*Dataset content*:
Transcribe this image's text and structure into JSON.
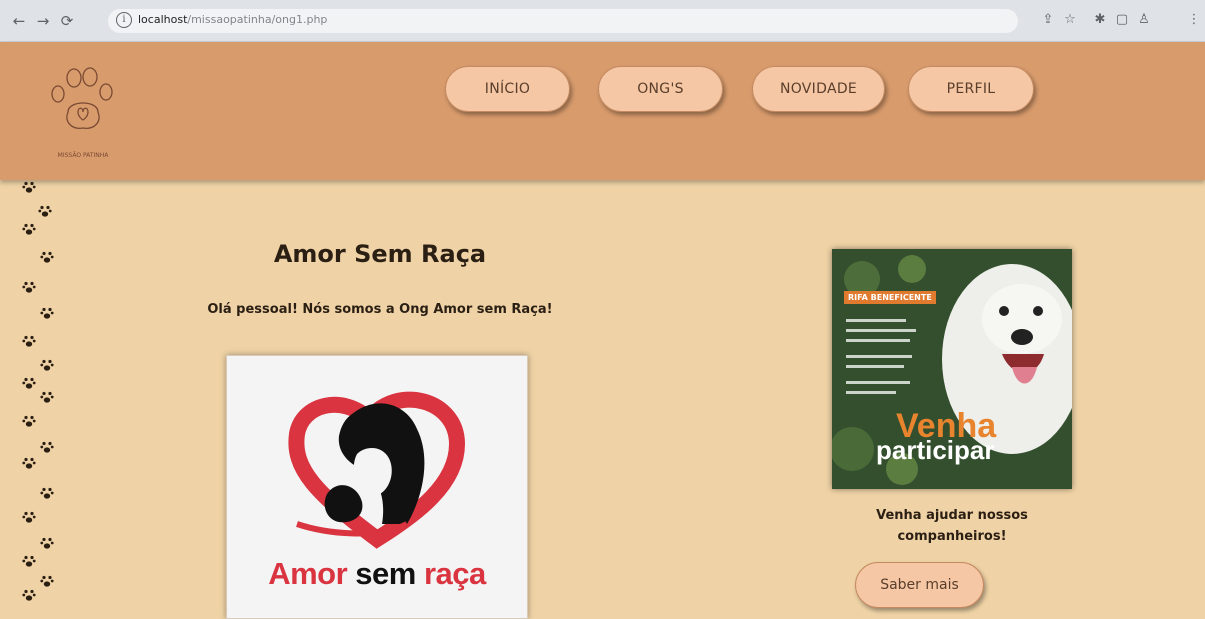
{
  "browser": {
    "back_icon": "arrow-left-icon",
    "forward_icon": "arrow-right-icon",
    "reload_icon": "reload-icon",
    "url_host": "localhost",
    "url_path": "/missaopatinha/ong1.php"
  },
  "header": {
    "logo_text": "MISSÃO PATINHA",
    "nav": [
      {
        "label": "INÍCIO"
      },
      {
        "label": "ONG'S"
      },
      {
        "label": "NOVIDADE"
      },
      {
        "label": "PERFIL"
      }
    ]
  },
  "org": {
    "title": "Amor Sem Raça",
    "greeting": "Olá pessoal! Nós somos a Ong Amor sem Raça!",
    "logo_word1": "Amor",
    "logo_word2": "sem",
    "logo_word3": "raça"
  },
  "raffle": {
    "tag": "RIFA BENEFICENTE",
    "big1": "Venha",
    "big2": "participar",
    "cta": "Venha ajudar nossos companheiros!",
    "button": "Saber mais"
  },
  "colors": {
    "background": "#efd3a6",
    "header": "#d89b6c",
    "button": "#f5c7a4",
    "logo_red": "#d9343f"
  }
}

*Written exercise*: All of the data needs repeating exactly, but the pictures do not.

*Answer in full*:
Transcribe this image's text and structure into JSON.
{
  "browser": {
    "back_icon": "arrow-left-icon",
    "forward_icon": "arrow-right-icon",
    "reload_icon": "reload-icon",
    "url_host": "localhost",
    "url_path": "/missaopatinha/ong1.php"
  },
  "header": {
    "logo_text": "MISSÃO PATINHA",
    "nav": [
      {
        "label": "INÍCIO"
      },
      {
        "label": "ONG'S"
      },
      {
        "label": "NOVIDADE"
      },
      {
        "label": "PERFIL"
      }
    ]
  },
  "org": {
    "title": "Amor Sem Raça",
    "greeting": "Olá pessoal! Nós somos a Ong Amor sem Raça!",
    "logo_word1": "Amor",
    "logo_word2": "sem",
    "logo_word3": "raça"
  },
  "raffle": {
    "tag": "RIFA BENEFICENTE",
    "big1": "Venha",
    "big2": "participar",
    "cta": "Venha ajudar nossos companheiros!",
    "button": "Saber mais"
  },
  "colors": {
    "background": "#efd3a6",
    "header": "#d89b6c",
    "button": "#f5c7a4",
    "logo_red": "#d9343f"
  }
}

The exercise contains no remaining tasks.